Data for the task:
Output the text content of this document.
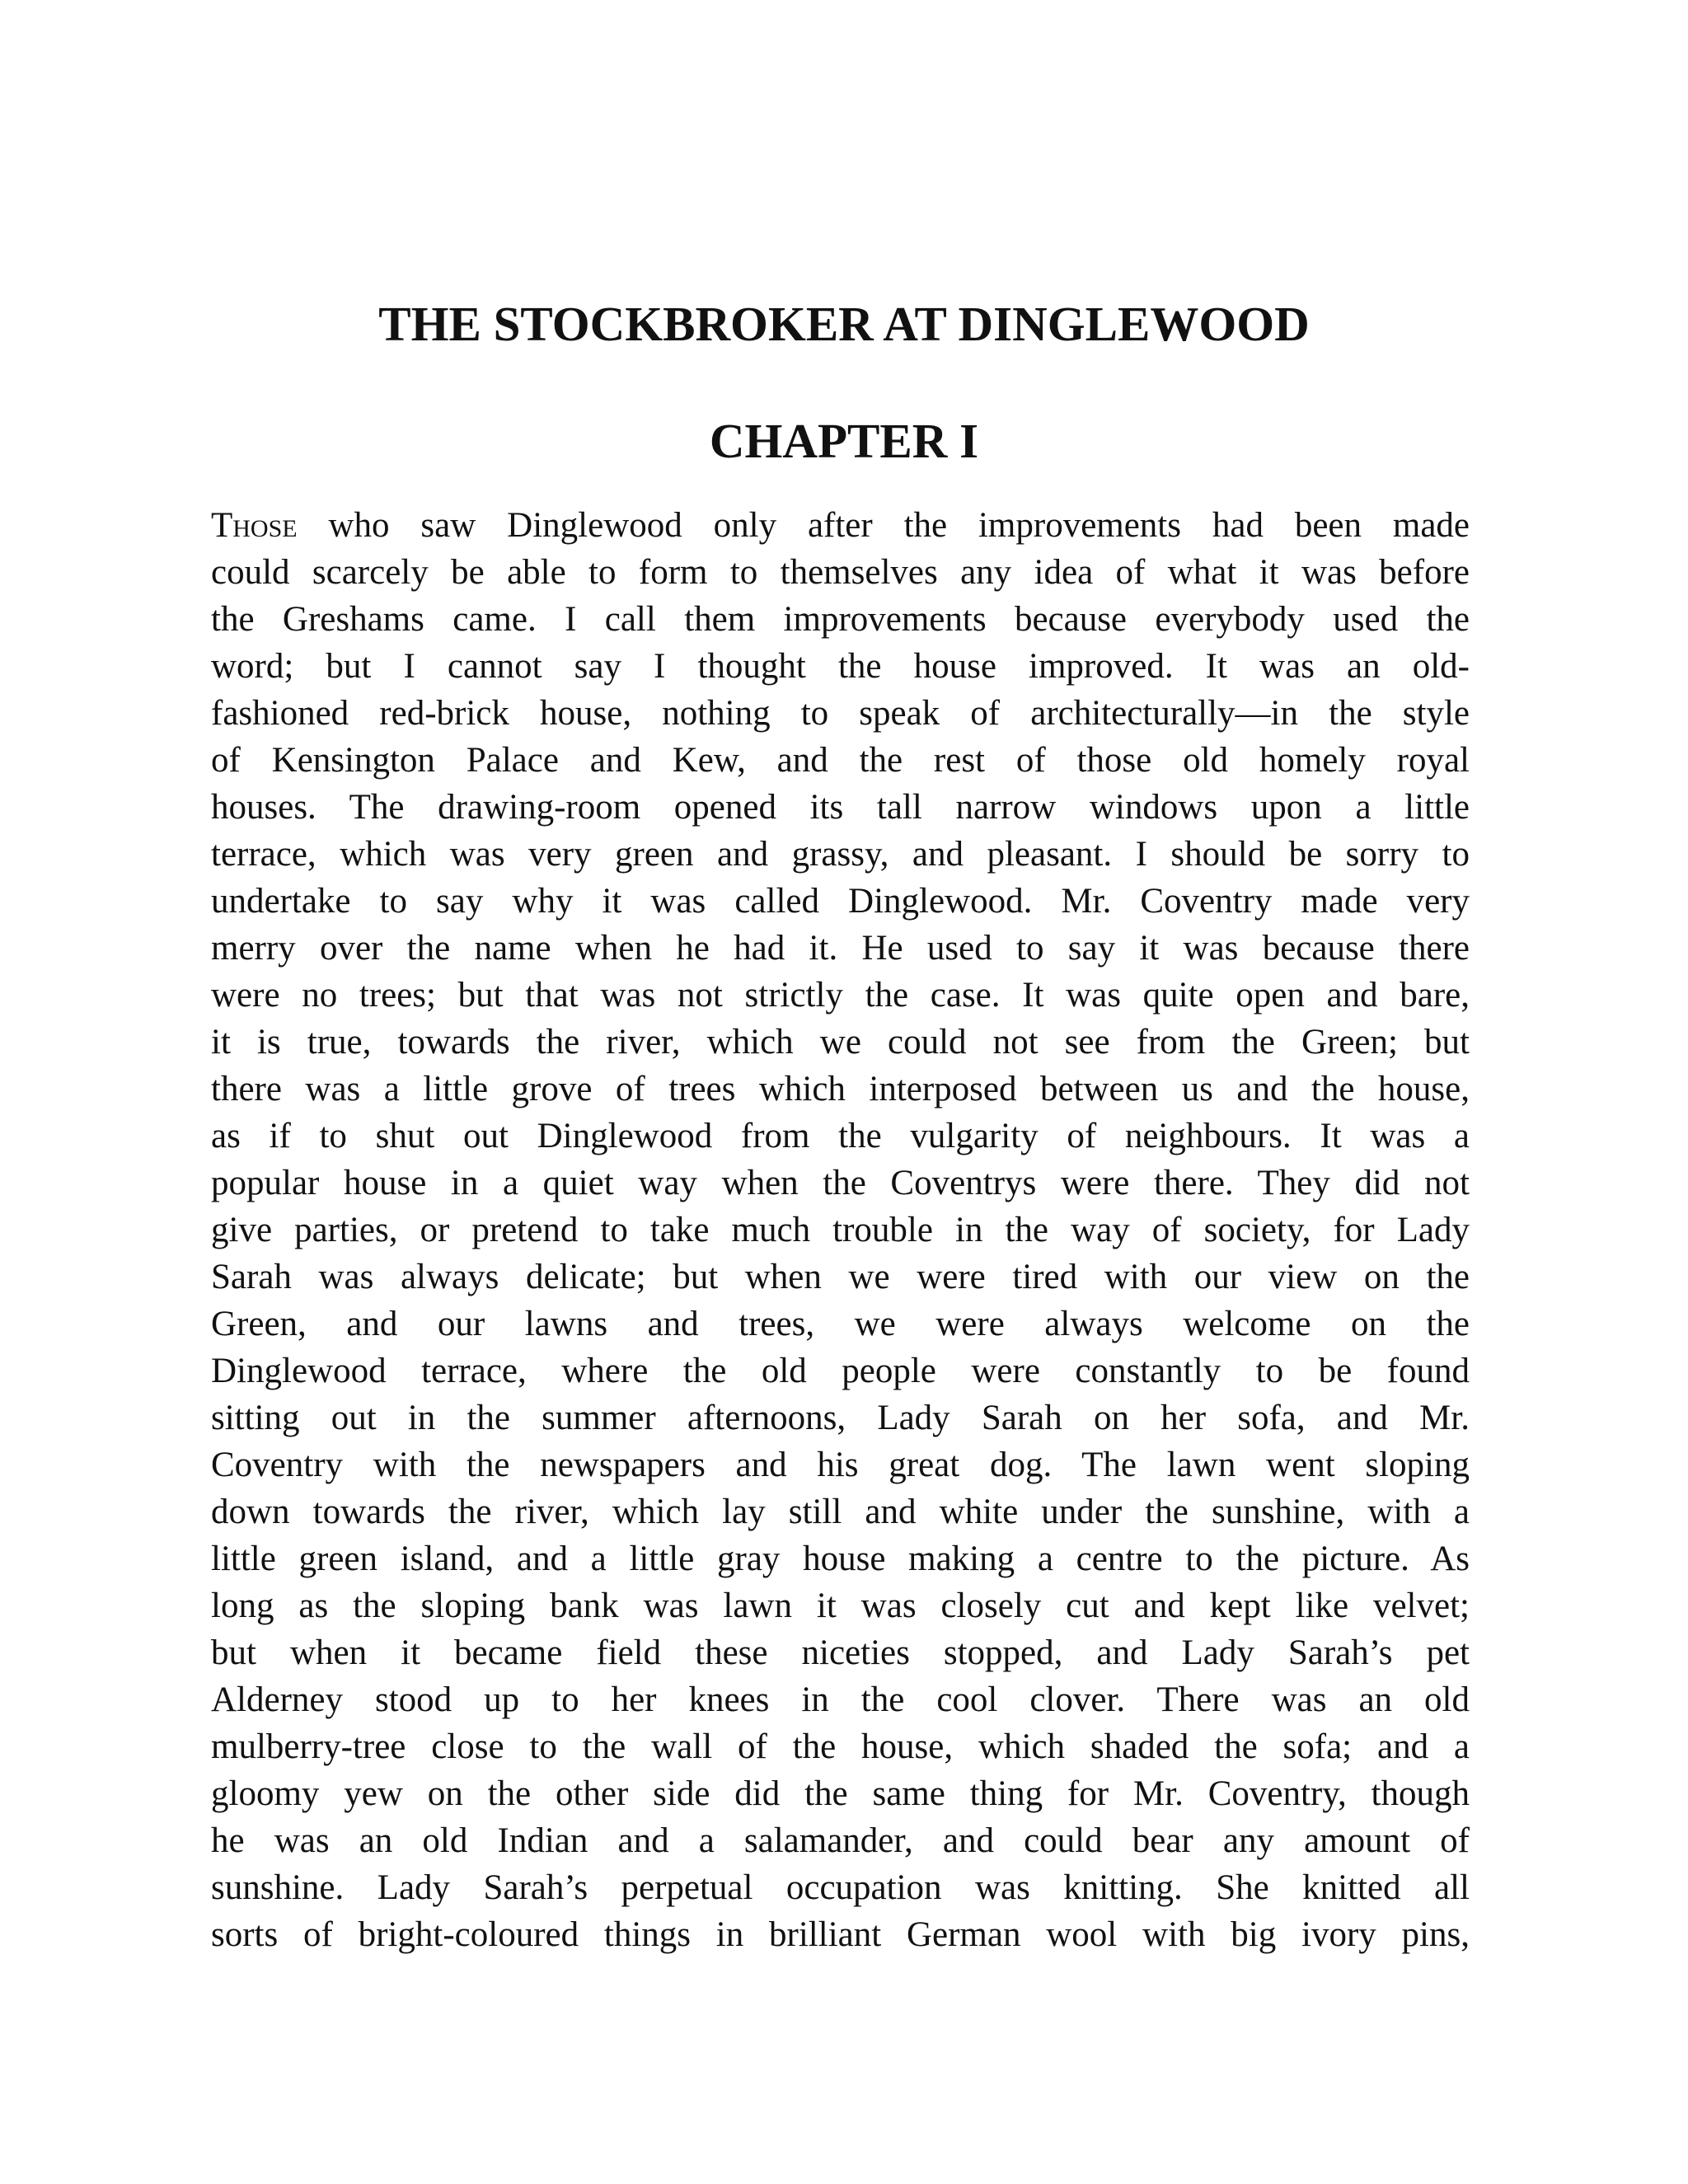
THE STOCKBROKER AT DINGLEWOOD
CHAPTER I
Those who saw Dinglewood only after the improvements had been made
could scarcely be able to form to themselves any idea of what it was before
the Greshams came. I call them improvements because everybody used the
word; but I cannot say I thought the house improved. It was an old-
fashioned red-brick house, nothing to speak of architecturally—in the style
of Kensington Palace and Kew, and the rest of those old homely royal
houses. The drawing-room opened its tall narrow windows upon a little
terrace, which was very green and grassy, and pleasant. I should be sorry to
undertake to say why it was called Dinglewood. Mr. Coventry made very
merry over the name when he had it. He used to say it was because there
were no trees; but that was not strictly the case. It was quite open and bare,
it is true, towards the river, which we could not see from the Green; but
there was a little grove of trees which interposed between us and the house,
as if to shut out Dinglewood from the vulgarity of neighbours. It was a
popular house in a quiet way when the Coventrys were there. They did not
give parties, or pretend to take much trouble in the way of society, for Lady
Sarah was always delicate; but when we were tired with our view on the
Green, and our lawns and trees, we were always welcome on the
Dinglewood terrace, where the old people were constantly to be found
sitting out in the summer afternoons, Lady Sarah on her sofa, and Mr.
Coventry with the newspapers and his great dog. The lawn went sloping
down towards the river, which lay still and white under the sunshine, with a
little green island, and a little gray house making a centre to the picture. As
long as the sloping bank was lawn it was closely cut and kept like velvet;
but when it became field these niceties stopped, and Lady Sarah’s pet
Alderney stood up to her knees in the cool clover. There was an old
mulberry-tree close to the wall of the house, which shaded the sofa; and a
gloomy yew on the other side did the same thing for Mr. Coventry, though
he was an old Indian and a salamander, and could bear any amount of
sunshine. Lady Sarah’s perpetual occupation was knitting. She knitted all
sorts of bright-coloured things in brilliant German wool with big ivory pins,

Written instruction: Images should not appear in the copy; retype the listing above exactly.

Result:
Output the text content of this document.
THE STOCKBROKER AT DINGLEWOOD
CHAPTER I
Those who saw Dinglewood only after the improvements had been made
could scarcely be able to form to themselves any idea of what it was before
the Greshams came. I call them improvements because everybody used the
word; but I cannot say I thought the house improved. It was an old-
fashioned red-brick house, nothing to speak of architecturally—in the style
of Kensington Palace and Kew, and the rest of those old homely royal
houses. The drawing-room opened its tall narrow windows upon a little
terrace, which was very green and grassy, and pleasant. I should be sorry to
undertake to say why it was called Dinglewood. Mr. Coventry made very
merry over the name when he had it. He used to say it was because there
were no trees; but that was not strictly the case. It was quite open and bare,
it is true, towards the river, which we could not see from the Green; but
there was a little grove of trees which interposed between us and the house,
as if to shut out Dinglewood from the vulgarity of neighbours. It was a
popular house in a quiet way when the Coventrys were there. They did not
give parties, or pretend to take much trouble in the way of society, for Lady
Sarah was always delicate; but when we were tired with our view on the
Green, and our lawns and trees, we were always welcome on the
Dinglewood terrace, where the old people were constantly to be found
sitting out in the summer afternoons, Lady Sarah on her sofa, and Mr.
Coventry with the newspapers and his great dog. The lawn went sloping
down towards the river, which lay still and white under the sunshine, with a
little green island, and a little gray house making a centre to the picture. As
long as the sloping bank was lawn it was closely cut and kept like velvet;
but when it became field these niceties stopped, and Lady Sarah’s pet
Alderney stood up to her knees in the cool clover. There was an old
mulberry-tree close to the wall of the house, which shaded the sofa; and a
gloomy yew on the other side did the same thing for Mr. Coventry, though
he was an old Indian and a salamander, and could bear any amount of
sunshine. Lady Sarah’s perpetual occupation was knitting. She knitted all
sorts of bright-coloured things in brilliant German wool with big ivory pins,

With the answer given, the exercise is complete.